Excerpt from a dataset
## start

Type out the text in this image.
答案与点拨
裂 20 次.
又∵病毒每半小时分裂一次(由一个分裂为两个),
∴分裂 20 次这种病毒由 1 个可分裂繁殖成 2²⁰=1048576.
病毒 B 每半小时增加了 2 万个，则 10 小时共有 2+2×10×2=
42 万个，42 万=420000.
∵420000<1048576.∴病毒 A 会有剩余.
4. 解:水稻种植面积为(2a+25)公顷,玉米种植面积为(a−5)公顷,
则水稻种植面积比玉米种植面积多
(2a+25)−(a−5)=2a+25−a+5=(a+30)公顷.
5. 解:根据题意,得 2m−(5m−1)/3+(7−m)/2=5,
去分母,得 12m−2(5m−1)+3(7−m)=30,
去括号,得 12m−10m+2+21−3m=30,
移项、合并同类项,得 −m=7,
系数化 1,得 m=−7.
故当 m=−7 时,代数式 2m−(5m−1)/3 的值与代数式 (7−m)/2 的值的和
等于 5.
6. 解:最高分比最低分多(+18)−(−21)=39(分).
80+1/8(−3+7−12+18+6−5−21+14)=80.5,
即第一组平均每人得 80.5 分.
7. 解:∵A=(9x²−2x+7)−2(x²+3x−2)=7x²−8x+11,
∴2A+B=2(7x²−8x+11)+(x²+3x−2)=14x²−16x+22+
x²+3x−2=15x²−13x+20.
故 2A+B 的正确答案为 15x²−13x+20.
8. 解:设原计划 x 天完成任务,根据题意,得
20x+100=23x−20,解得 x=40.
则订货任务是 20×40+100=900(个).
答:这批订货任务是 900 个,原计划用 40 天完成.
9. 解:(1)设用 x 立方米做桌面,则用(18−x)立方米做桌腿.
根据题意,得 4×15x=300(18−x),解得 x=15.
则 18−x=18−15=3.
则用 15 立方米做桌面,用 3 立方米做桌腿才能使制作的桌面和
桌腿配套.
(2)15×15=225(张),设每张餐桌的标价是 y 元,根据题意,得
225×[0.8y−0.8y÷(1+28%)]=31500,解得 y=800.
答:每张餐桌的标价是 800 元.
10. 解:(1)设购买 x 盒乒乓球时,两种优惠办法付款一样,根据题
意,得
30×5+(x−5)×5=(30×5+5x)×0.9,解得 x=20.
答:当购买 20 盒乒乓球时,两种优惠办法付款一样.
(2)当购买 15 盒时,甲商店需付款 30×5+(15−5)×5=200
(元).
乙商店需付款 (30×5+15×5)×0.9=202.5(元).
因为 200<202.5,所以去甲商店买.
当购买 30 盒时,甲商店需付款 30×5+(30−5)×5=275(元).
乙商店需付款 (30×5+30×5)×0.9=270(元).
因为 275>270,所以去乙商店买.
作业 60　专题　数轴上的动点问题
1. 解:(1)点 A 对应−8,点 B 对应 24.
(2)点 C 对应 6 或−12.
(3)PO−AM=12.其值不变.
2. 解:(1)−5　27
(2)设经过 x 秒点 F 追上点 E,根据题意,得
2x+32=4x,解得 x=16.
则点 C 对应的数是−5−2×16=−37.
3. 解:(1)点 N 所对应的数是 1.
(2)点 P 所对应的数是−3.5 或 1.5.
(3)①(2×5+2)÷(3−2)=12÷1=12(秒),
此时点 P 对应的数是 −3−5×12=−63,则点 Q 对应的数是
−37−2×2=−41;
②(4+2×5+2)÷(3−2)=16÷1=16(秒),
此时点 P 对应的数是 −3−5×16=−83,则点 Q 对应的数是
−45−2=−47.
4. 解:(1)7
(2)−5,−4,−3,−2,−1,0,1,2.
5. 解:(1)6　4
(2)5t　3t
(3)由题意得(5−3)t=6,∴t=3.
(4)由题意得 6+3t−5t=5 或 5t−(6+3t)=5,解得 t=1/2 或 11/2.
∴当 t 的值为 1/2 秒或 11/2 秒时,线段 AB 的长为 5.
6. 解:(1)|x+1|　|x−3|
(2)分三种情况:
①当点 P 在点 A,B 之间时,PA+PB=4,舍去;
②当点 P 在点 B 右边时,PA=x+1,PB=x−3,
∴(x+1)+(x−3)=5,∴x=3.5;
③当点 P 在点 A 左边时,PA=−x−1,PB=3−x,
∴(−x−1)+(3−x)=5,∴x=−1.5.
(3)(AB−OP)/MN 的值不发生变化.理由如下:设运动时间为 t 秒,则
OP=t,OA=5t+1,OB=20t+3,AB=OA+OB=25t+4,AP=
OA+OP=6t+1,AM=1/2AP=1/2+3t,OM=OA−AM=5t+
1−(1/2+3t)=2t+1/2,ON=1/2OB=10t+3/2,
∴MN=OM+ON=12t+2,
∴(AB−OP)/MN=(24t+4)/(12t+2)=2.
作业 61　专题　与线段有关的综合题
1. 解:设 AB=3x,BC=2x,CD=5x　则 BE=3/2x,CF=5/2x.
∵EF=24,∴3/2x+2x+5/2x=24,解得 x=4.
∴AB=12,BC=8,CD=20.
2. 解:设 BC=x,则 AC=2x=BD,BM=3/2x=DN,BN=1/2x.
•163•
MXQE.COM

## end

Requirement
Copy each line of the data that contains the word "由题意得".

Solution to the exercise
(3)由题意得(5−3)t=6,∴t=3.
(4)由题意得 6+3t−5t=5 或 5t−(6+3t)=5,解得 t=1/2 或 11/2.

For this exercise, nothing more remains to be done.